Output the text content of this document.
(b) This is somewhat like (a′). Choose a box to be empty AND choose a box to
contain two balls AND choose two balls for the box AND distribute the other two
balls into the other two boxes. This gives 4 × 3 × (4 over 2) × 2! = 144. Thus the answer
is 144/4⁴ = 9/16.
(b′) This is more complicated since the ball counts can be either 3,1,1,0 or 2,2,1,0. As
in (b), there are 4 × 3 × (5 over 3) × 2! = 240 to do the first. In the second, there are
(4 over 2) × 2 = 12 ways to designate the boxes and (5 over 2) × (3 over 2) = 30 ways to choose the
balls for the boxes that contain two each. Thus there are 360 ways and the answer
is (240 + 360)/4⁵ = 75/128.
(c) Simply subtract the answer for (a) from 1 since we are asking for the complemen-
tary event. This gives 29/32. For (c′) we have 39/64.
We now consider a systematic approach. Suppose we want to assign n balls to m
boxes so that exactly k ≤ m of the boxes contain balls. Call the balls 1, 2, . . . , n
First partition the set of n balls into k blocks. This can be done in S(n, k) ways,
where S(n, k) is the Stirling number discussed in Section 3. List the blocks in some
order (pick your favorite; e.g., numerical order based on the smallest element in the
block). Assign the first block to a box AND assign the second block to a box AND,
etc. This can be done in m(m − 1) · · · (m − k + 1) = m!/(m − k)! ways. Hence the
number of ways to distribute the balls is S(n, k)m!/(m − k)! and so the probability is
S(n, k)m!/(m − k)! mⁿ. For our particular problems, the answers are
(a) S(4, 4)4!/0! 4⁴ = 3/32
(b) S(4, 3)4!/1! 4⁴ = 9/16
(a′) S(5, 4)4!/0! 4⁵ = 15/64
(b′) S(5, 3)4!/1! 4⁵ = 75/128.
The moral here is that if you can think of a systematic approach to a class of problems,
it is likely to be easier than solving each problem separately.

_ _ _ _ _

- [Work to be completed] Using the records above, copy every line that has the word "gives" in it.

- [Response below]
balls into the other two boxes. This gives 4 × 3 × (4 over 2) × 2! = 144. Thus the answer
tary event. This gives 29/32. For (c′) we have 39/64.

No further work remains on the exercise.